— WHAT THE TASK REQUIRES —
All of the listing below must be repeated word for word. Pictures are the only thing to omit.
::: PROVIDED RECORDS :::
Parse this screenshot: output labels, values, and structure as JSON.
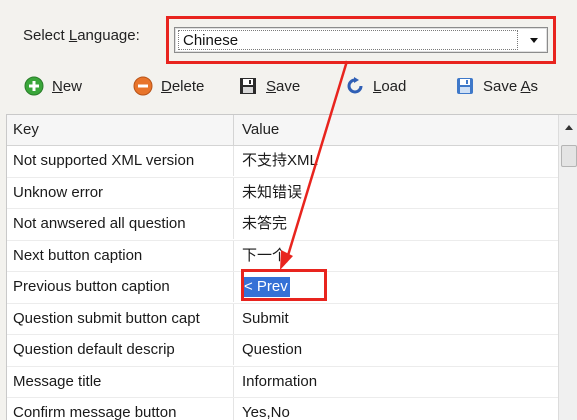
{
  "language": {
    "label": "Select Language:",
    "label_underline_char": "L",
    "selected": "Chinese"
  },
  "toolbar": {
    "new_label": "New",
    "delete_label": "Delete",
    "save_label": "Save",
    "load_label": "Load",
    "save_as_label": "Save As"
  },
  "grid": {
    "columns": [
      "Key",
      "Value"
    ],
    "rows": [
      {
        "key": "Not supported XML version",
        "value": "不支持XML"
      },
      {
        "key": "Unknow error",
        "value": "未知错误"
      },
      {
        "key": "Not anwsered all question",
        "value": "未答完"
      },
      {
        "key": "Next button caption",
        "value": "下一个"
      },
      {
        "key": "Previous button caption",
        "value": "< Prev"
      },
      {
        "key": "Question submit button capt",
        "value": "Submit"
      },
      {
        "key": "Question default descrip",
        "value": "Question"
      },
      {
        "key": "Message title",
        "value": "Information"
      },
      {
        "key": "Confirm message button",
        "value": "Yes,No"
      }
    ]
  },
  "colors": {
    "annotation_red": "#e8241e",
    "selection_blue": "#3571d6",
    "new_icon_green": "#3aa63a",
    "delete_icon_orange": "#e8742a"
  },
  "icons": {
    "new": "plus-circle-icon",
    "delete": "minus-circle-icon",
    "save": "floppy-disk-icon",
    "load": "reload-icon",
    "save_as": "floppy-disk-blue-icon"
  }
}
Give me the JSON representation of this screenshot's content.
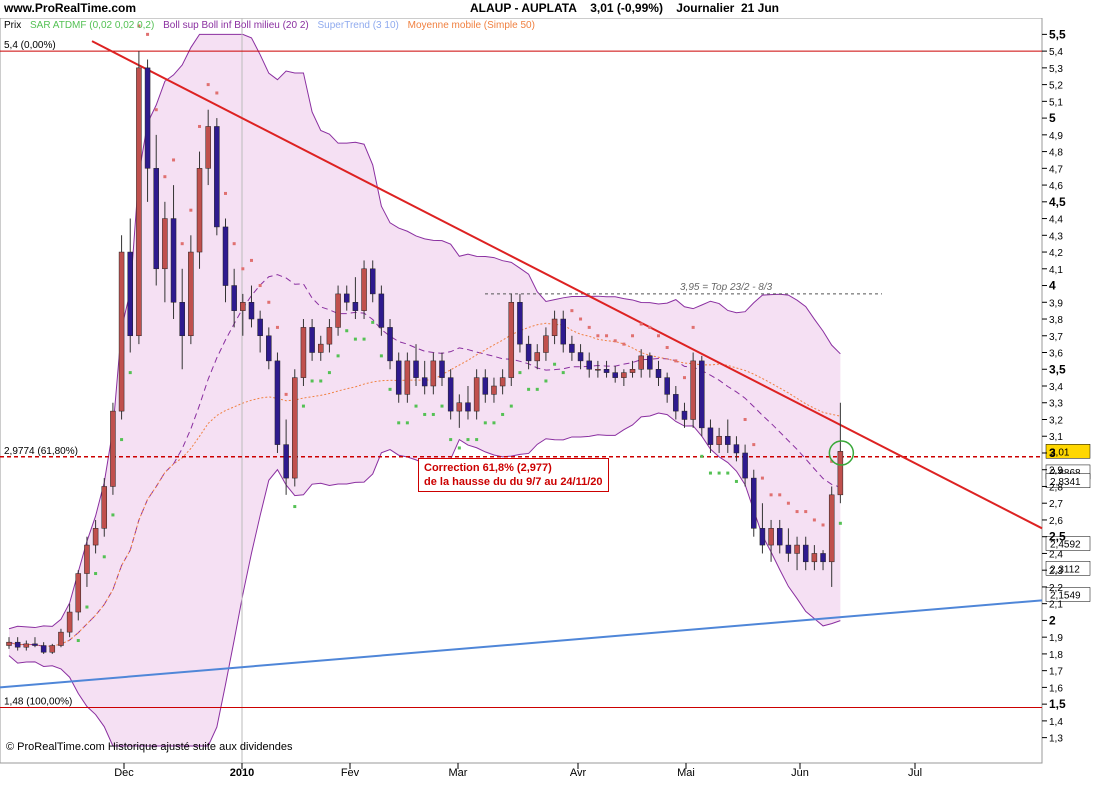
:::
— RESPONSE FOR THIS EXERCISE —
Parse this screenshot: output labels, values, and structure as JSON.
{
  "language": {
    "label": "Select Language:",
    "label_underline_char": "L",
    "selected": "Chinese"
  },
  "toolbar": {
    "new_label": "New",
    "delete_label": "Delete",
    "save_label": "Save",
    "load_label": "Load",
    "save_as_label": "Save As"
  },
  "grid": {
    "columns": [
      "Key",
      "Value"
    ],
    "rows": [
      {
        "key": "Not supported XML version",
        "value": "不支持XML"
      },
      {
        "key": "Unknow error",
        "value": "未知错误"
      },
      {
        "key": "Not anwsered all question",
        "value": "未答完"
      },
      {
        "key": "Next button caption",
        "value": "下一个"
      },
      {
        "key": "Previous button caption",
        "value": "< Prev"
      },
      {
        "key": "Question submit button capt",
        "value": "Submit"
      },
      {
        "key": "Question default descrip",
        "value": "Question"
      },
      {
        "key": "Message title",
        "value": "Information"
      },
      {
        "key": "Confirm message button",
        "value": "Yes,No"
      }
    ]
  },
  "colors": {
    "annotation_red": "#e8241e",
    "selection_blue": "#3571d6",
    "new_icon_green": "#3aa63a",
    "delete_icon_orange": "#e8742a"
  },
  "icons": {
    "new": "plus-circle-icon",
    "delete": "minus-circle-icon",
    "save": "floppy-disk-icon",
    "load": "reload-icon",
    "save_as": "floppy-disk-blue-icon"
  }
}
Give me the JSON representation of this screenshot's content.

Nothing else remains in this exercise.